>> start Dataset records
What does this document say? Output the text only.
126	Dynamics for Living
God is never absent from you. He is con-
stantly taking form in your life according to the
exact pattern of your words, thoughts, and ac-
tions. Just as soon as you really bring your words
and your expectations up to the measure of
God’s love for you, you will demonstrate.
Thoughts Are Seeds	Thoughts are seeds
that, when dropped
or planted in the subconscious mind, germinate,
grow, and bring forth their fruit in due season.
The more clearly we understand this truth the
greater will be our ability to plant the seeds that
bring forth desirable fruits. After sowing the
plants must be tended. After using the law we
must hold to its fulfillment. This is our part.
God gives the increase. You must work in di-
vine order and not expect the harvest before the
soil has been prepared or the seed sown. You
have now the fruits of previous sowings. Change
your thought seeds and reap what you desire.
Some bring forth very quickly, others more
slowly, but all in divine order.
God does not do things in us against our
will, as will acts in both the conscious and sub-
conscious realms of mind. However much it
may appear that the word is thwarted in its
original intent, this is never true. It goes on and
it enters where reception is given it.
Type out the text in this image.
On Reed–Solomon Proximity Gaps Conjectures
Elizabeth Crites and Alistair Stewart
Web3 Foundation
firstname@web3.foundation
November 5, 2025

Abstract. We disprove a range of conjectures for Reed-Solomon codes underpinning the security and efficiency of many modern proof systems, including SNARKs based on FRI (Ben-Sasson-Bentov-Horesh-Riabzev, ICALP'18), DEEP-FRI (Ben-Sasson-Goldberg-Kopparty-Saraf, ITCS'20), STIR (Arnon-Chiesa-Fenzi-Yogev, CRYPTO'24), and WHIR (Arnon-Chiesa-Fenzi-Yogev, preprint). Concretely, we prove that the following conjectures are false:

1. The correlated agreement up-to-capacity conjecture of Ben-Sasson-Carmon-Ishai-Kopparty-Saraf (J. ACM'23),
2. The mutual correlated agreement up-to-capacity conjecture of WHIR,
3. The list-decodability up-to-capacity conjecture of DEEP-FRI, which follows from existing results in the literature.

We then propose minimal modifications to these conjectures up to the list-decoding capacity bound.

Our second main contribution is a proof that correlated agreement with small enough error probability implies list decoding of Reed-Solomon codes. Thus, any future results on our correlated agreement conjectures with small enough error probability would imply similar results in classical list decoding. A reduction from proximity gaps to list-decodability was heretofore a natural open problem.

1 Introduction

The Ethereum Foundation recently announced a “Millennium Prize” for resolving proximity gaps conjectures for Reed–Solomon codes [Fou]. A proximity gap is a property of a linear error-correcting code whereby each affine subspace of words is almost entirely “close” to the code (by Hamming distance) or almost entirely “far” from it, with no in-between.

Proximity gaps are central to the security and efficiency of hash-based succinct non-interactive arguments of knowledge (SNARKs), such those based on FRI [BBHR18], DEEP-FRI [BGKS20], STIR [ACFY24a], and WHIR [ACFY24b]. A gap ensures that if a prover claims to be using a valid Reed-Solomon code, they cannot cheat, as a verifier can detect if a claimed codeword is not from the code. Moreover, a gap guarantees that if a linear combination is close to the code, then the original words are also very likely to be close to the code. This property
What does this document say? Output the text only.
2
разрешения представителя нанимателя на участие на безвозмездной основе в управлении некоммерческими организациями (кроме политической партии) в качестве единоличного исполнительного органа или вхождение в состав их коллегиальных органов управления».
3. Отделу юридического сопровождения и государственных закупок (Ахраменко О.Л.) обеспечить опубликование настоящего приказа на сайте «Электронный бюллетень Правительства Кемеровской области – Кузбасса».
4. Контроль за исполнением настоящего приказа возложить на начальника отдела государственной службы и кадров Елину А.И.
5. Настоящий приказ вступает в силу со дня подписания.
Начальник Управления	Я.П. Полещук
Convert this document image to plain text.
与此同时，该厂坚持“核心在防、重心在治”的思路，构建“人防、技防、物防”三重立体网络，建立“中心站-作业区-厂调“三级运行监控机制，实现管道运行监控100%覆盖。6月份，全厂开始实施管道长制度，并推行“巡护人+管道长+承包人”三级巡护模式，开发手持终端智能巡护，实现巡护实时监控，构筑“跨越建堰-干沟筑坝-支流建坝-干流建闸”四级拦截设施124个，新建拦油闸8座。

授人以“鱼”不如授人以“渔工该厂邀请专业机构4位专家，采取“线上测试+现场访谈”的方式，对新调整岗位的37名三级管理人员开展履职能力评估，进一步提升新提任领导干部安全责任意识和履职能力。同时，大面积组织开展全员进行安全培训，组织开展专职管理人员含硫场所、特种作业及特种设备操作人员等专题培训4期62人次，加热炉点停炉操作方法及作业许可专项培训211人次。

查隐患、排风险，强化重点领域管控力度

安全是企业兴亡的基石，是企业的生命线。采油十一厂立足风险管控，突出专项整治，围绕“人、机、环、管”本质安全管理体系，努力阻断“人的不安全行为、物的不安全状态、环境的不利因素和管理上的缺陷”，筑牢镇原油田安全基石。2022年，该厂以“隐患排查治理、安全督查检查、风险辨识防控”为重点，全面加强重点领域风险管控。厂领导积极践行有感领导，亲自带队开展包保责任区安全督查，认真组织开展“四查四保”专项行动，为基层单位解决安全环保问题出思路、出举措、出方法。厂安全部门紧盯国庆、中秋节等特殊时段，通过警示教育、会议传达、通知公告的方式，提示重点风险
>> end Dataset records
Exactly reproduce every line of the records.

What does this document say? Output the text only.
126	Dynamics for Living
God is never absent from you. He is con-
stantly taking form in your life according to the
exact pattern of your words, thoughts, and ac-
tions. Just as soon as you really bring your words
and your expectations up to the measure of
God’s love for you, you will demonstrate.
Thoughts Are Seeds	Thoughts are seeds
that, when dropped
or planted in the subconscious mind, germinate,
grow, and bring forth their fruit in due season.
The more clearly we understand this truth the
greater will be our ability to plant the seeds that
bring forth desirable fruits. After sowing the
plants must be tended. After using the law we
must hold to its fulfillment. This is our part.
God gives the increase. You must work in di-
vine order and not expect the harvest before the
soil has been prepared or the seed sown. You
have now the fruits of previous sowings. Change
your thought seeds and reap what you desire.
Some bring forth very quickly, others more
slowly, but all in divine order.
God does not do things in us against our
will, as will acts in both the conscious and sub-
conscious realms of mind. However much it
may appear that the word is thwarted in its
original intent, this is never true. It goes on and
it enters where reception is given it.
Type out the text in this image.
On Reed–Solomon Proximity Gaps Conjectures
Elizabeth Crites and Alistair Stewart
Web3 Foundation
firstname@web3.foundation
November 5, 2025

Abstract. We disprove a range of conjectures for Reed-Solomon codes underpinning the security and efficiency of many modern proof systems, including SNARKs based on FRI (Ben-Sasson-Bentov-Horesh-Riabzev, ICALP'18), DEEP-FRI (Ben-Sasson-Goldberg-Kopparty-Saraf, ITCS'20), STIR (Arnon-Chiesa-Fenzi-Yogev, CRYPTO'24), and WHIR (Arnon-Chiesa-Fenzi-Yogev, preprint). Concretely, we prove that the following conjectures are false:

1. The correlated agreement up-to-capacity conjecture of Ben-Sasson-Carmon-Ishai-Kopparty-Saraf (J. ACM'23),
2. The mutual correlated agreement up-to-capacity conjecture of WHIR,
3. The list-decodability up-to-capacity conjecture of DEEP-FRI, which follows from existing results in the literature.

We then propose minimal modifications to these conjectures up to the list-decoding capacity bound.

Our second main contribution is a proof that correlated agreement with small enough error probability implies list decoding of Reed-Solomon codes. Thus, any future results on our correlated agreement conjectures with small enough error probability would imply similar results in classical list decoding. A reduction from proximity gaps to list-decodability was heretofore a natural open problem.

1 Introduction

The Ethereum Foundation recently announced a “Millennium Prize” for resolving proximity gaps conjectures for Reed–Solomon codes [Fou]. A proximity gap is a property of a linear error-correcting code whereby each affine subspace of words is almost entirely “close” to the code (by Hamming distance) or almost entirely “far” from it, with no in-between.

Proximity gaps are central to the security and efficiency of hash-based succinct non-interactive arguments of knowledge (SNARKs), such those based on FRI [BBHR18], DEEP-FRI [BGKS20], STIR [ACFY24a], and WHIR [ACFY24b]. A gap ensures that if a prover claims to be using a valid Reed-Solomon code, they cannot cheat, as a verifier can detect if a claimed codeword is not from the code. Moreover, a gap guarantees that if a linear combination is close to the code, then the original words are also very likely to be close to the code. This property
What does this document say? Output the text only.
2
разрешения представителя нанимателя на участие на безвозмездной основе в управлении некоммерческими организациями (кроме политической партии) в качестве единоличного исполнительного органа или вхождение в состав их коллегиальных органов управления».
3. Отделу юридического сопровождения и государственных закупок (Ахраменко О.Л.) обеспечить опубликование настоящего приказа на сайте «Электронный бюллетень Правительства Кемеровской области – Кузбасса».
4. Контроль за исполнением настоящего приказа возложить на начальника отдела государственной службы и кадров Елину А.И.
5. Настоящий приказ вступает в силу со дня подписания.
Начальник Управления	Я.П. Полещук
Convert this document image to plain text.
与此同时，该厂坚持“核心在防、重心在治”的思路，构建“人防、技防、物防”三重立体网络，建立“中心站-作业区-厂调“三级运行监控机制，实现管道运行监控100%覆盖。6月份，全厂开始实施管道长制度，并推行“巡护人+管道长+承包人”三级巡护模式，开发手持终端智能巡护，实现巡护实时监控，构筑“跨越建堰-干沟筑坝-支流建坝-干流建闸”四级拦截设施124个，新建拦油闸8座。

授人以“鱼”不如授人以“渔工该厂邀请专业机构4位专家，采取“线上测试+现场访谈”的方式，对新调整岗位的37名三级管理人员开展履职能力评估，进一步提升新提任领导干部安全责任意识和履职能力。同时，大面积组织开展全员进行安全培训，组织开展专职管理人员含硫场所、特种作业及特种设备操作人员等专题培训4期62人次，加热炉点停炉操作方法及作业许可专项培训211人次。

查隐患、排风险，强化重点领域管控力度

安全是企业兴亡的基石，是企业的生命线。采油十一厂立足风险管控，突出专项整治，围绕“人、机、环、管”本质安全管理体系，努力阻断“人的不安全行为、物的不安全状态、环境的不利因素和管理上的缺陷”，筑牢镇原油田安全基石。2022年，该厂以“隐患排查治理、安全督查检查、风险辨识防控”为重点，全面加强重点领域风险管控。厂领导积极践行有感领导，亲自带队开展包保责任区安全督查，认真组织开展“四查四保”专项行动，为基层单位解决安全环保问题出思路、出举措、出方法。厂安全部门紧盯国庆、中秋节等特殊时段，通过警示教育、会议传达、通知公告的方式，提示重点风险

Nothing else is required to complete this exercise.